#### Dataset content ####

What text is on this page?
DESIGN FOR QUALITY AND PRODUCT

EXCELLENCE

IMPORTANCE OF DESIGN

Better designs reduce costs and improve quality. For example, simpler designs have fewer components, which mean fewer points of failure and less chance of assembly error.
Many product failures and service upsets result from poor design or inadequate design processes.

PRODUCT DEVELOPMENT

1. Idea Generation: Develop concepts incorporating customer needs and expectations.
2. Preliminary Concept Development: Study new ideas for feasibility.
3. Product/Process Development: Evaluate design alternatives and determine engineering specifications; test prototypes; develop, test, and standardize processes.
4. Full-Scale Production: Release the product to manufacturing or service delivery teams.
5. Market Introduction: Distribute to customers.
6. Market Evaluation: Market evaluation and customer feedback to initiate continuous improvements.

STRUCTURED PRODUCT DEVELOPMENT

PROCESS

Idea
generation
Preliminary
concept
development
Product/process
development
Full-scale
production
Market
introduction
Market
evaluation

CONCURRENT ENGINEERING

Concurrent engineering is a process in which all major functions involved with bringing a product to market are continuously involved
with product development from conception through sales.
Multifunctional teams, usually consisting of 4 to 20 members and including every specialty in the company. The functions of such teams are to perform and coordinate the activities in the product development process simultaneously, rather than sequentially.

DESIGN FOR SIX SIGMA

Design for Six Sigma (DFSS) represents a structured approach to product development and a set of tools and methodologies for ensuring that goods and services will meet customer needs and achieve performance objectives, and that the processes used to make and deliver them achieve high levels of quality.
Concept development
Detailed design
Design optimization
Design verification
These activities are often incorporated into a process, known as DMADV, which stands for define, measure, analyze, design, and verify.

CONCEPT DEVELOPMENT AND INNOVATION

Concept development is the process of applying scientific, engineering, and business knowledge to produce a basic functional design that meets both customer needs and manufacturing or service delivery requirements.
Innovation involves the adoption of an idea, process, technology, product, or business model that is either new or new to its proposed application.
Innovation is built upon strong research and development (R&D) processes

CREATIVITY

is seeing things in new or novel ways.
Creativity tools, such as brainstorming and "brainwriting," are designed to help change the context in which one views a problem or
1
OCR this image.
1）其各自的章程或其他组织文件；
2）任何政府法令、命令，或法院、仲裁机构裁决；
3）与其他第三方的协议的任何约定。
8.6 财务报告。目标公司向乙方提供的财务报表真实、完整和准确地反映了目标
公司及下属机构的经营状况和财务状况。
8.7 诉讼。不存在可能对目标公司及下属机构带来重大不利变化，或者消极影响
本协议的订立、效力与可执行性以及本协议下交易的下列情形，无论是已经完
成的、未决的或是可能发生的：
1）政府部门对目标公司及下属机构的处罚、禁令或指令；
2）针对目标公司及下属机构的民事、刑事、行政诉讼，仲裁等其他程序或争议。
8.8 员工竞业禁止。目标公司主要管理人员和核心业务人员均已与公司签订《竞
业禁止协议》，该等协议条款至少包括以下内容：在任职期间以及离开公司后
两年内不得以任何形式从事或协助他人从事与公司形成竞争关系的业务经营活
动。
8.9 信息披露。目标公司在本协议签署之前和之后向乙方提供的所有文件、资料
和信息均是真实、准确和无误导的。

####

_Requirement:_
Copy each line of the entries that includes the word "Full".

_Exercise answer:_
4. Full-Scale Production: Release the product to manufacturing or service delivery teams.
Full-scale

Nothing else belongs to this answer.